## Task requirements
Below is a block of records; reproduce all of them exactly and leave out any pictures.

## Data for this exercise
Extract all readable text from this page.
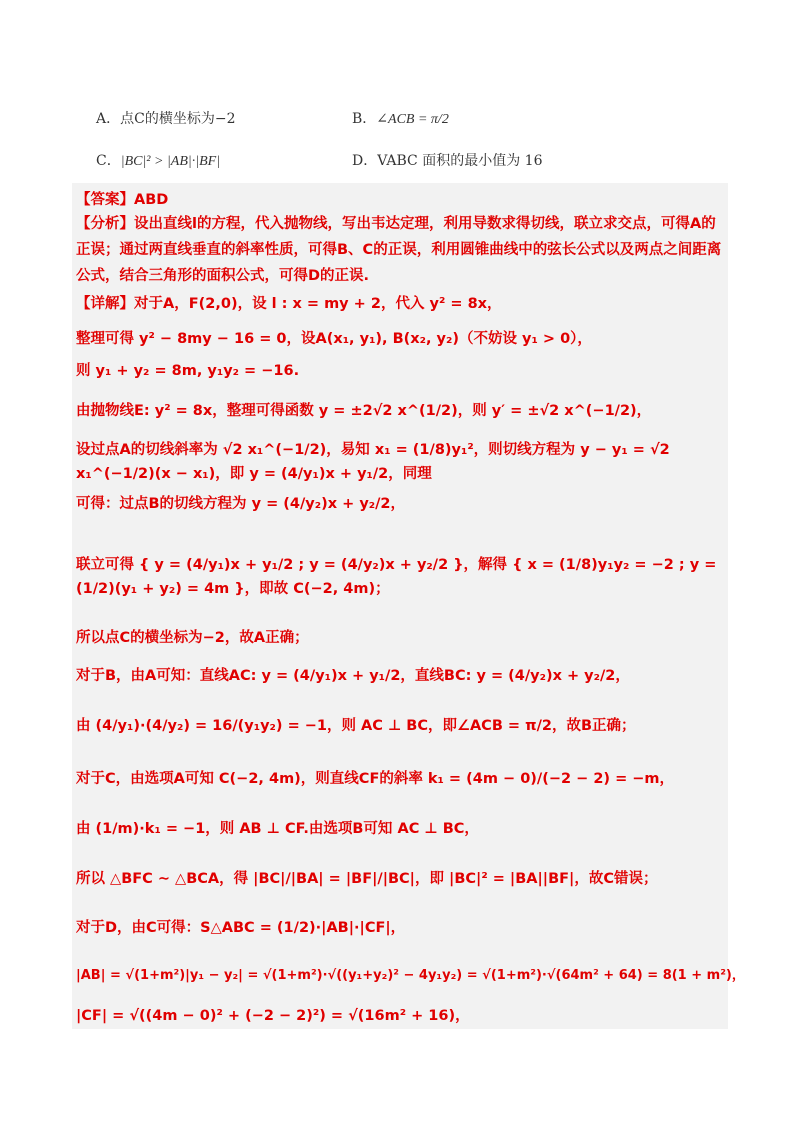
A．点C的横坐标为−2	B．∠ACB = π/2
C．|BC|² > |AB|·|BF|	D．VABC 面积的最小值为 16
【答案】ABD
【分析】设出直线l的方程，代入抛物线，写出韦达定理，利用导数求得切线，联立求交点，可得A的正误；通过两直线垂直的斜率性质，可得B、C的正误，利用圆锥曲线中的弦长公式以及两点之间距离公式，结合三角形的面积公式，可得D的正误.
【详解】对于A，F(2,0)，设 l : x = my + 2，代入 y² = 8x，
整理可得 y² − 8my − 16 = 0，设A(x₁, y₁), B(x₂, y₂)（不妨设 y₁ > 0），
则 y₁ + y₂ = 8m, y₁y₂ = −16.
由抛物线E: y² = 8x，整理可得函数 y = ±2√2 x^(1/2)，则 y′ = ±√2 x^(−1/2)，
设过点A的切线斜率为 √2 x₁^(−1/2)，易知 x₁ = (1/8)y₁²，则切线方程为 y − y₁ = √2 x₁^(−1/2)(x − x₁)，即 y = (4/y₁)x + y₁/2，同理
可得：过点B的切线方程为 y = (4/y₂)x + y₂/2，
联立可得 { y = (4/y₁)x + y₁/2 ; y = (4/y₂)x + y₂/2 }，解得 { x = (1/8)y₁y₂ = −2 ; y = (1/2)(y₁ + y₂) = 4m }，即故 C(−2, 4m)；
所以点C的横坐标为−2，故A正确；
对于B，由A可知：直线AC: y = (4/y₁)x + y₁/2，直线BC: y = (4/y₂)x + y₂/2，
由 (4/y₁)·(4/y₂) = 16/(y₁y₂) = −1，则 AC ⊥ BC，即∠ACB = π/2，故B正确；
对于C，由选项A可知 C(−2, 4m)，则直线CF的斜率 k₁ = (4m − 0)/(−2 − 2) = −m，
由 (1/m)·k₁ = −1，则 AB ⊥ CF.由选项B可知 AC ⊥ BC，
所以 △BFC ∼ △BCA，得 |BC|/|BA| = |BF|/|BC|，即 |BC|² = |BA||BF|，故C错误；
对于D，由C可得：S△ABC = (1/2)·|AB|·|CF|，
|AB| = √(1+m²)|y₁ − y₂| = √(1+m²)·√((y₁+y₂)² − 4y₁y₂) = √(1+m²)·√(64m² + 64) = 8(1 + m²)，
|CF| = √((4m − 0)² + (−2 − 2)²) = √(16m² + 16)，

## Written solution
Extract all readable text from this page.
A．点C的横坐标为−2	B．∠ACB = π/2
C．|BC|² > |AB|·|BF|	D．VABC 面积的最小值为 16
【答案】ABD
【分析】设出直线l的方程，代入抛物线，写出韦达定理，利用导数求得切线，联立求交点，可得A的正误；通过两直线垂直的斜率性质，可得B、C的正误，利用圆锥曲线中的弦长公式以及两点之间距离公式，结合三角形的面积公式，可得D的正误.
【详解】对于A，F(2,0)，设 l : x = my + 2，代入 y² = 8x，
整理可得 y² − 8my − 16 = 0，设A(x₁, y₁), B(x₂, y₂)（不妨设 y₁ > 0），
则 y₁ + y₂ = 8m, y₁y₂ = −16.
由抛物线E: y² = 8x，整理可得函数 y = ±2√2 x^(1/2)，则 y′ = ±√2 x^(−1/2)，
设过点A的切线斜率为 √2 x₁^(−1/2)，易知 x₁ = (1/8)y₁²，则切线方程为 y − y₁ = √2 x₁^(−1/2)(x − x₁)，即 y = (4/y₁)x + y₁/2，同理
可得：过点B的切线方程为 y = (4/y₂)x + y₂/2，
联立可得 { y = (4/y₁)x + y₁/2 ; y = (4/y₂)x + y₂/2 }，解得 { x = (1/8)y₁y₂ = −2 ; y = (1/2)(y₁ + y₂) = 4m }，即故 C(−2, 4m)；
所以点C的横坐标为−2，故A正确；
对于B，由A可知：直线AC: y = (4/y₁)x + y₁/2，直线BC: y = (4/y₂)x + y₂/2，
由 (4/y₁)·(4/y₂) = 16/(y₁y₂) = −1，则 AC ⊥ BC，即∠ACB = π/2，故B正确；
对于C，由选项A可知 C(−2, 4m)，则直线CF的斜率 k₁ = (4m − 0)/(−2 − 2) = −m，
由 (1/m)·k₁ = −1，则 AB ⊥ CF.由选项B可知 AC ⊥ BC，
所以 △BFC ∼ △BCA，得 |BC|/|BA| = |BF|/|BC|，即 |BC|² = |BA||BF|，故C错误；
对于D，由C可得：S△ABC = (1/2)·|AB|·|CF|，
|AB| = √(1+m²)|y₁ − y₂| = √(1+m²)·√((y₁+y₂)² − 4y₁y₂) = √(1+m²)·√(64m² + 64) = 8(1 + m²)，
|CF| = √((4m − 0)² + (−2 − 2)²) = √(16m² + 16)，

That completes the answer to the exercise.